Directions: Each line containing the word "bear" needs to be copied.

─── Recorded information

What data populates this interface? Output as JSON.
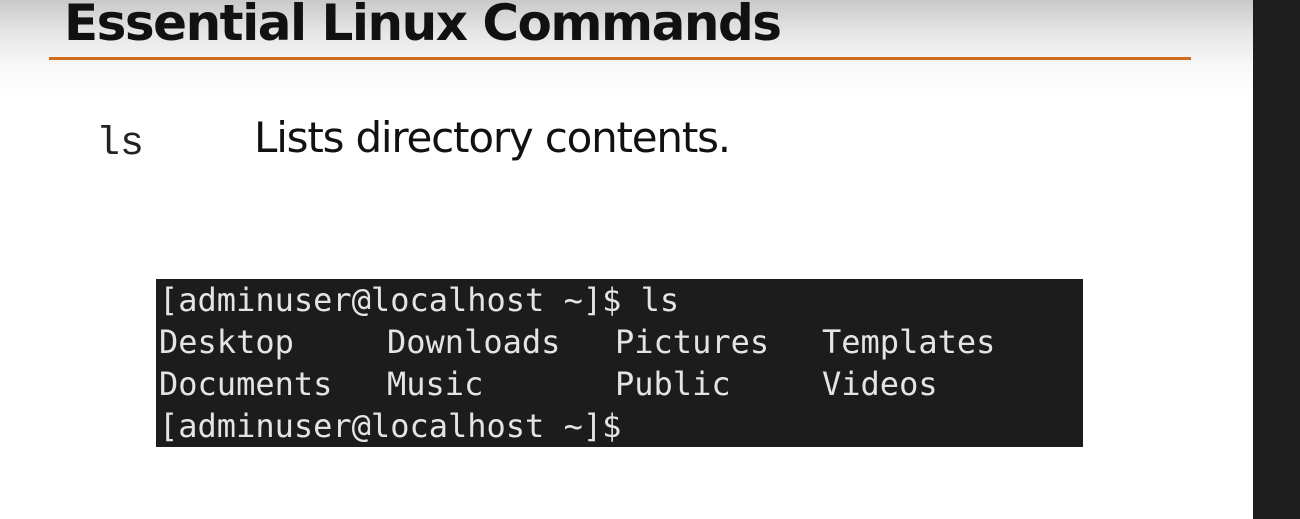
{
  "slide": {
    "title": "Essential Linux Commands",
    "accent_color": "#d06b1c",
    "command": {
      "name": "ls",
      "description": "Lists directory contents."
    },
    "terminal": {
      "background": "#1c1c1c",
      "prompt_line": "[adminuser@localhost ~]$ ls",
      "output_rows": [
        [
          "Desktop",
          "Downloads",
          "Pictures",
          "Templates"
        ],
        [
          "Documents",
          "Music",
          "Public",
          "Videos"
        ]
      ],
      "final_prompt": "[adminuser@localhost ~]$"
    }
  }
}
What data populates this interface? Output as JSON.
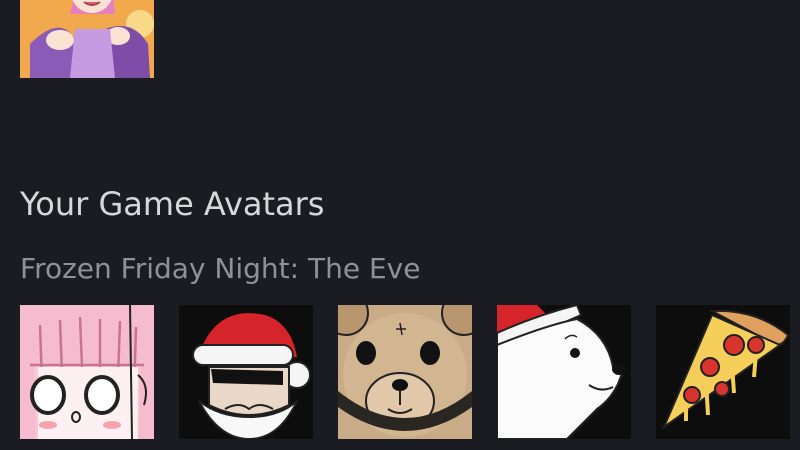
{
  "current_avatar": {
    "icon": "anime-girl-avatar-icon"
  },
  "section": {
    "title": "Your Game Avatars"
  },
  "game_group": {
    "title": "Frozen Friday Night: The Eve",
    "avatars": [
      {
        "icon": "pink-hair-girl-avatar-icon"
      },
      {
        "icon": "santa-sunglasses-avatar-icon"
      },
      {
        "icon": "teddy-bear-avatar-icon"
      },
      {
        "icon": "polar-bear-santa-hat-avatar-icon"
      },
      {
        "icon": "pizza-slice-avatar-icon"
      }
    ]
  }
}
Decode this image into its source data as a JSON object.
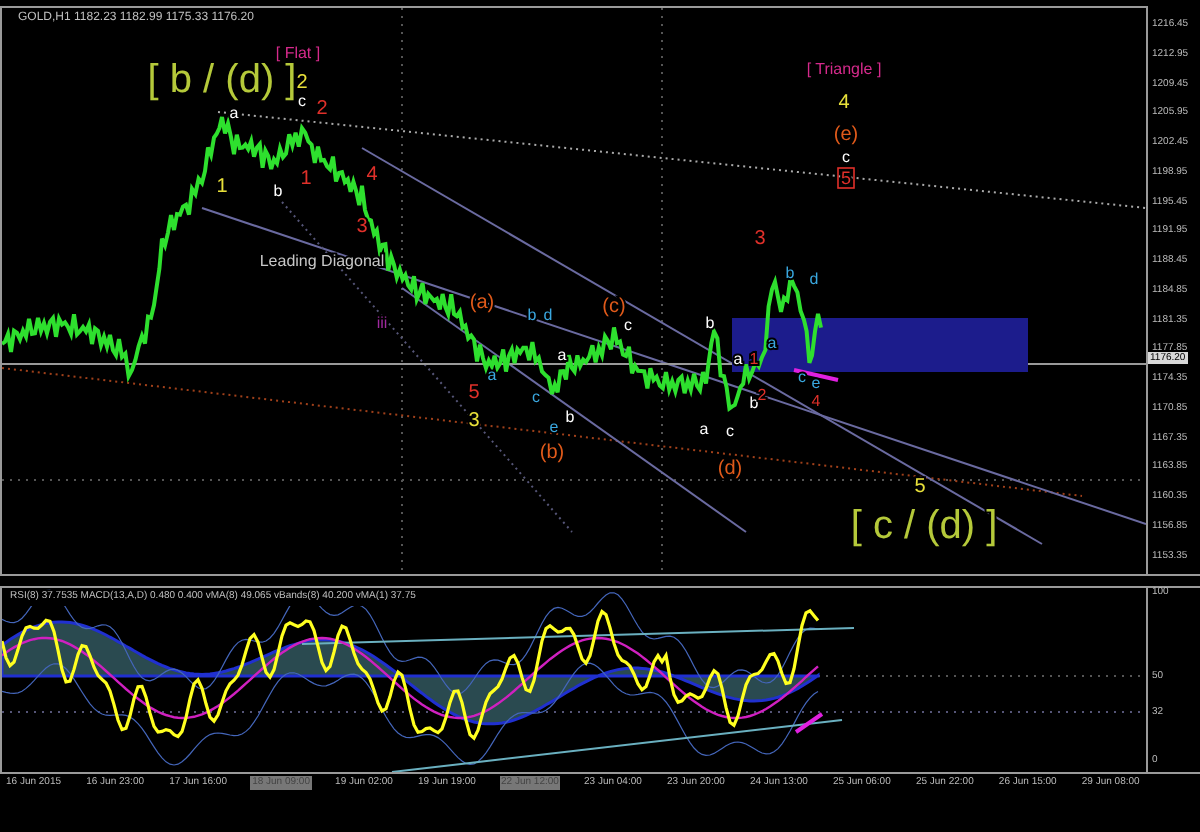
{
  "chart_header": "GOLD,H1  1182.23 1182.99 1175.33 1176.20",
  "price_axis": [
    "1216.45",
    "1212.95",
    "1209.45",
    "1205.95",
    "1202.45",
    "1198.95",
    "1195.45",
    "1191.95",
    "1188.45",
    "1184.85",
    "1181.35",
    "1177.85",
    "1174.35",
    "1170.85",
    "1167.35",
    "1163.85",
    "1160.35",
    "1156.85",
    "1153.35"
  ],
  "current_price": "1176.20",
  "wave_labels": [
    {
      "text": "[ b / (d) ]",
      "kind": "title",
      "color": "#b5c93a"
    },
    {
      "text": "[ Flat ]",
      "kind": "note",
      "color": "#d62a8c"
    },
    {
      "text": "2",
      "kind": "wave",
      "color": "#e8e03a"
    },
    {
      "text": "c",
      "kind": "small",
      "color": "#ffffff"
    },
    {
      "text": "2",
      "kind": "wave",
      "color": "#e0302a"
    },
    {
      "text": "a",
      "kind": "small",
      "color": "#ffffff"
    },
    {
      "text": "1",
      "kind": "wave",
      "color": "#e8e03a"
    },
    {
      "text": "b",
      "kind": "small",
      "color": "#ffffff"
    },
    {
      "text": "1",
      "kind": "wave",
      "color": "#e0302a"
    },
    {
      "text": "4",
      "kind": "wave",
      "color": "#e0302a"
    },
    {
      "text": "3",
      "kind": "wave",
      "color": "#e0302a"
    },
    {
      "text": "Leading Diagonal",
      "kind": "note",
      "color": "#c8c8c8"
    },
    {
      "text": "iii",
      "kind": "small",
      "color": "#a02aa0"
    },
    {
      "text": "(a)",
      "kind": "wave",
      "color": "#e05a1a"
    },
    {
      "text": "b",
      "kind": "small",
      "color": "#3aa8e0"
    },
    {
      "text": "d",
      "kind": "small",
      "color": "#3aa8e0"
    },
    {
      "text": "a",
      "kind": "small",
      "color": "#3aa8e0"
    },
    {
      "text": "5",
      "kind": "wave",
      "color": "#e0302a"
    },
    {
      "text": "3",
      "kind": "wave",
      "color": "#e8e03a"
    },
    {
      "text": "c",
      "kind": "small",
      "color": "#3aa8e0"
    },
    {
      "text": "a",
      "kind": "small",
      "color": "#ffffff"
    },
    {
      "text": "e",
      "kind": "small",
      "color": "#3aa8e0"
    },
    {
      "text": "b",
      "kind": "small",
      "color": "#ffffff"
    },
    {
      "text": "(b)",
      "kind": "wave",
      "color": "#e05a1a"
    },
    {
      "text": "(c)",
      "kind": "wave",
      "color": "#e05a1a"
    },
    {
      "text": "c",
      "kind": "small",
      "color": "#ffffff"
    },
    {
      "text": "b",
      "kind": "small",
      "color": "#ffffff"
    },
    {
      "text": "a",
      "kind": "small",
      "color": "#ffffff"
    },
    {
      "text": "1",
      "kind": "small",
      "color": "#e0302a"
    },
    {
      "text": "b",
      "kind": "small",
      "color": "#ffffff"
    },
    {
      "text": "2",
      "kind": "small",
      "color": "#e0302a"
    },
    {
      "text": "a",
      "kind": "small",
      "color": "#ffffff"
    },
    {
      "text": "c",
      "kind": "small",
      "color": "#ffffff"
    },
    {
      "text": "(d)",
      "kind": "wave",
      "color": "#e05a1a"
    },
    {
      "text": "[ Triangle ]",
      "kind": "note",
      "color": "#d62a8c"
    },
    {
      "text": "4",
      "kind": "wave",
      "color": "#e8e03a"
    },
    {
      "text": "(e)",
      "kind": "wave",
      "color": "#e05a1a"
    },
    {
      "text": "c",
      "kind": "small",
      "color": "#ffffff"
    },
    {
      "text": "5",
      "kind": "boxed",
      "color": "#e0302a"
    },
    {
      "text": "3",
      "kind": "wave",
      "color": "#e0302a"
    },
    {
      "text": "b",
      "kind": "small",
      "color": "#3aa8e0"
    },
    {
      "text": "d",
      "kind": "small",
      "color": "#3aa8e0"
    },
    {
      "text": "a",
      "kind": "small",
      "color": "#3aa8e0"
    },
    {
      "text": "c",
      "kind": "small",
      "color": "#3aa8e0"
    },
    {
      "text": "e",
      "kind": "small",
      "color": "#3aa8e0"
    },
    {
      "text": "4",
      "kind": "small",
      "color": "#e0302a"
    },
    {
      "text": "5",
      "kind": "wave",
      "color": "#e8e03a"
    },
    {
      "text": "[ c / (d) ]",
      "kind": "title",
      "color": "#b5c93a"
    }
  ],
  "indicator": {
    "header": "RSI(8) 37.7535  MACD(13,A,D) 0.480 0.400  vMA(8) 49.065  vBands(8) 40.200  vMA(1) 37.75",
    "axis": [
      "100",
      "50",
      "32",
      "0"
    ]
  },
  "time_axis": [
    {
      "label": "16 Jun 2015",
      "selected": false
    },
    {
      "label": "16 Jun 23:00",
      "selected": false
    },
    {
      "label": "17 Jun 16:00",
      "selected": false
    },
    {
      "label": "18 Jun 09:00",
      "selected": true
    },
    {
      "label": "19 Jun 02:00",
      "selected": false
    },
    {
      "label": "19 Jun 19:00",
      "selected": false
    },
    {
      "label": "22 Jun 12:00",
      "selected": true
    },
    {
      "label": "23 Jun 04:00",
      "selected": false
    },
    {
      "label": "23 Jun 20:00",
      "selected": false
    },
    {
      "label": "24 Jun 13:00",
      "selected": false
    },
    {
      "label": "25 Jun 06:00",
      "selected": false
    },
    {
      "label": "25 Jun 22:00",
      "selected": false
    },
    {
      "label": "26 Jun 15:00",
      "selected": false
    },
    {
      "label": "29 Jun 08:00",
      "selected": false
    }
  ]
}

──────

Output below:
        "icon": "teddy-bear-avatar-icon"
        "icon": "polar-bear-santa-hat-avatar-icon"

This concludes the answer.